**Challenge**
Wherever a line below holds the word "edges", copy that line.

-- START Supplied records --

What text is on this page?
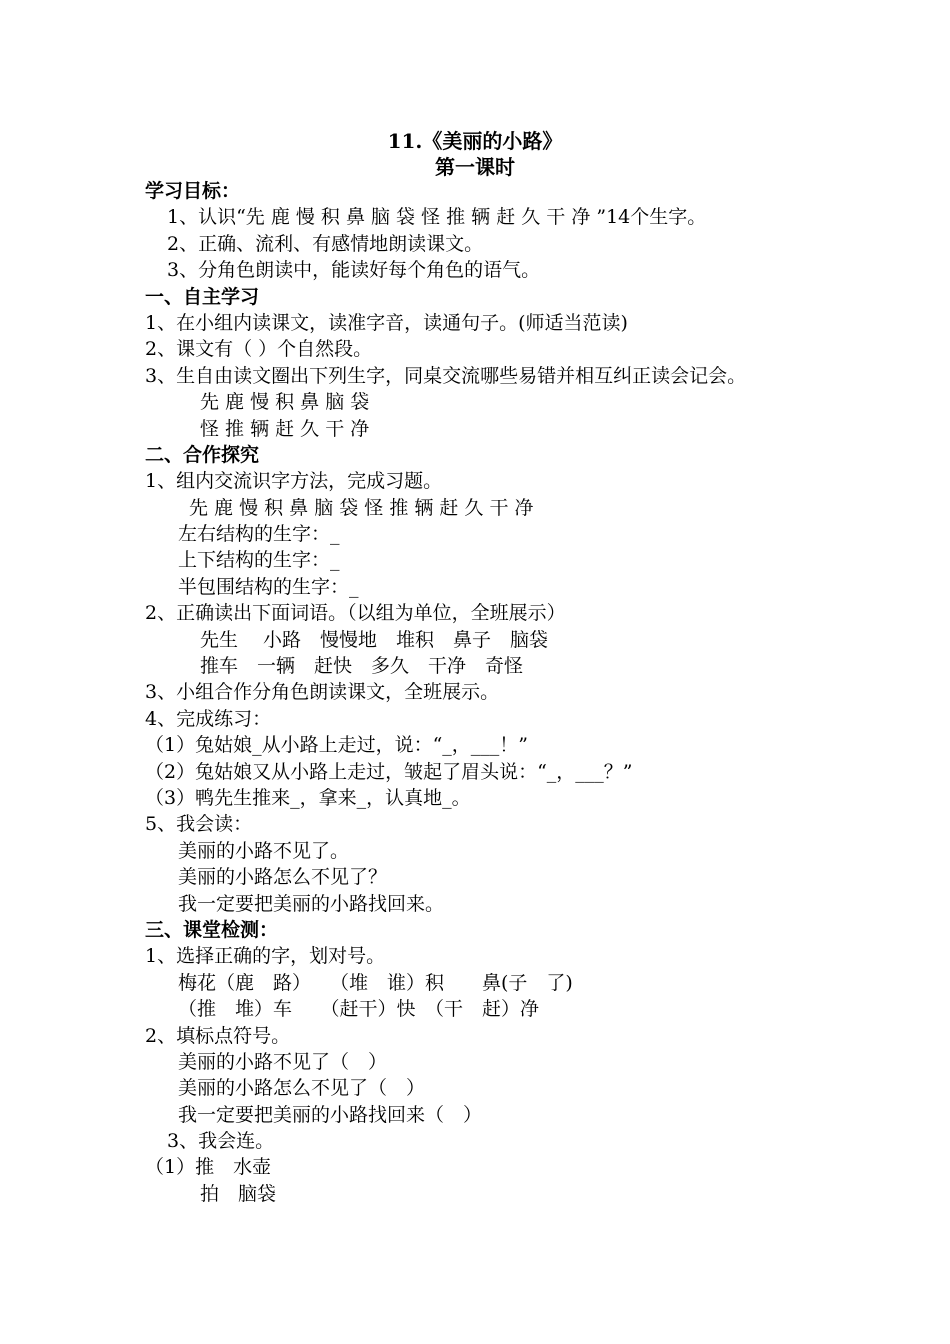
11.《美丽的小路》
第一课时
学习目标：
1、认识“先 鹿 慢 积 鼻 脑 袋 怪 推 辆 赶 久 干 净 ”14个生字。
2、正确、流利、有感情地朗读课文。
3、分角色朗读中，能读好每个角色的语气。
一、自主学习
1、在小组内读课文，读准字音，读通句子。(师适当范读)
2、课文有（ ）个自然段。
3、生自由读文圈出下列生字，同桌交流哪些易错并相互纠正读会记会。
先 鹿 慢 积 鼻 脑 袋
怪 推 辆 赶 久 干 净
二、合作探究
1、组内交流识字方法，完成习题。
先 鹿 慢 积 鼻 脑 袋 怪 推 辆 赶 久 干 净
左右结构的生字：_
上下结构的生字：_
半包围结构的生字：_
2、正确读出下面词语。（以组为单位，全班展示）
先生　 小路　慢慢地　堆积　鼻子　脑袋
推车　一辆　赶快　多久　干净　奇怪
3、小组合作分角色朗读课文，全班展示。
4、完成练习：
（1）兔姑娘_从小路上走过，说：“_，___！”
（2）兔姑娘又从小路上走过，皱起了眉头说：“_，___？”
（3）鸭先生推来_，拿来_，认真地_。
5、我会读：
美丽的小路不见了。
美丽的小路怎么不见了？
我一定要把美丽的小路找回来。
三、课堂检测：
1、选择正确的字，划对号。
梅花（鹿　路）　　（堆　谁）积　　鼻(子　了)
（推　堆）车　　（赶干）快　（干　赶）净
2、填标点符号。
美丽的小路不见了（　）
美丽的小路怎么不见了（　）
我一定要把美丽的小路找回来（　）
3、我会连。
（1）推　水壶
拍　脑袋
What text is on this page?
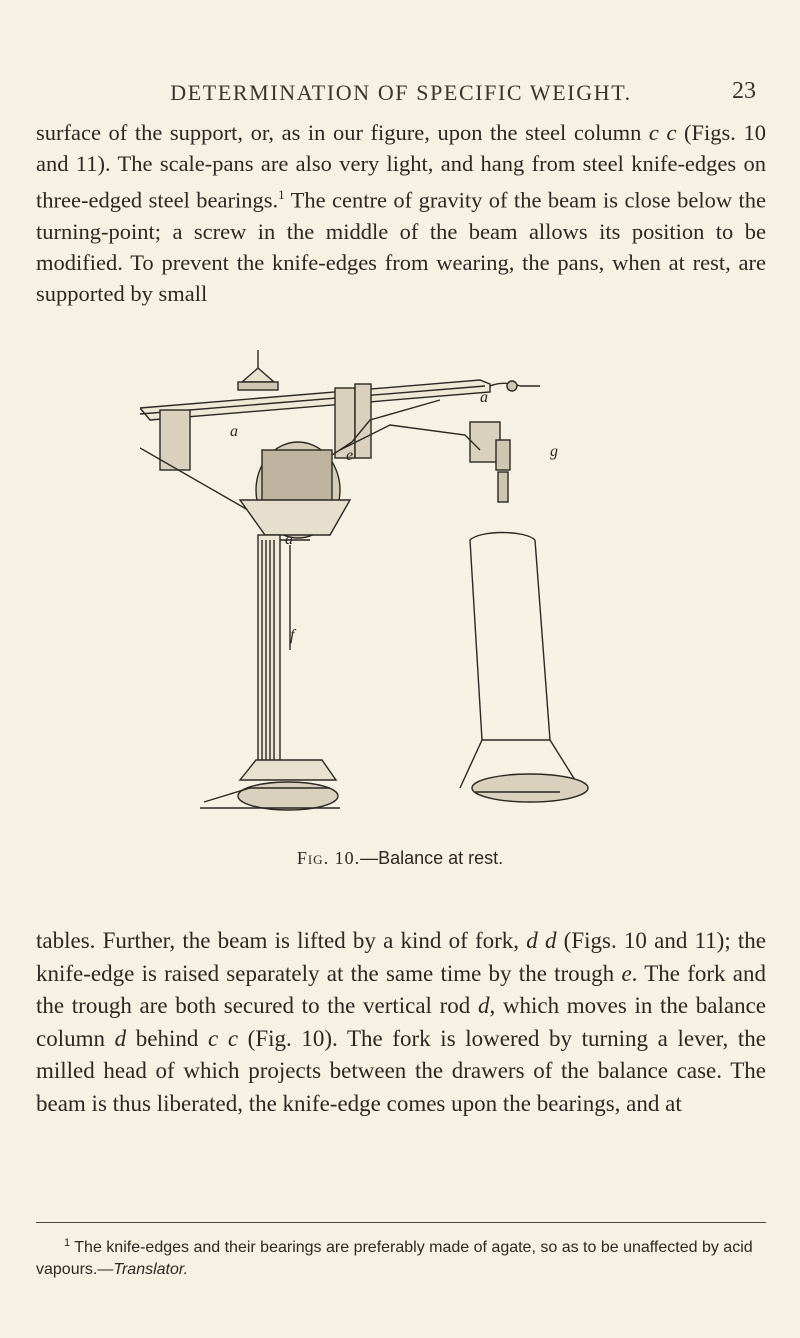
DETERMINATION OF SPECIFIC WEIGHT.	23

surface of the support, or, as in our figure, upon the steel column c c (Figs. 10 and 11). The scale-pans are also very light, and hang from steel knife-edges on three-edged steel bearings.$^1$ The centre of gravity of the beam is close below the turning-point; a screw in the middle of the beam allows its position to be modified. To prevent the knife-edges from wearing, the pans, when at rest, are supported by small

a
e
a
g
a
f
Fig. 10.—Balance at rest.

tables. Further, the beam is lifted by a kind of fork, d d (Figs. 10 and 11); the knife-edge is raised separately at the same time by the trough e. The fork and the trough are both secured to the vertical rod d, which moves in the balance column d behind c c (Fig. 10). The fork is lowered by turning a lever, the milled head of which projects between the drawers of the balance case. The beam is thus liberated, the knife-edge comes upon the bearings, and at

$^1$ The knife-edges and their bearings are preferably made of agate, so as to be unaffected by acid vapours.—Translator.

-- END Supplied records --

**Right answer**
surface of the support, or, as in our figure, upon the steel column c c (Figs. 10 and 11). The scale-pans are also very light, and hang from steel knife-edges on three-edged steel bearings.$^1$ The centre of gravity of the beam is close below the turning-point; a screw in the middle of the beam allows its position to be modified. To prevent the knife-edges from wearing, the pans, when at rest, are supported by small
$^1$ The knife-edges and their bearings are preferably made of agate, so as to be unaffected by acid vapours.—Translator.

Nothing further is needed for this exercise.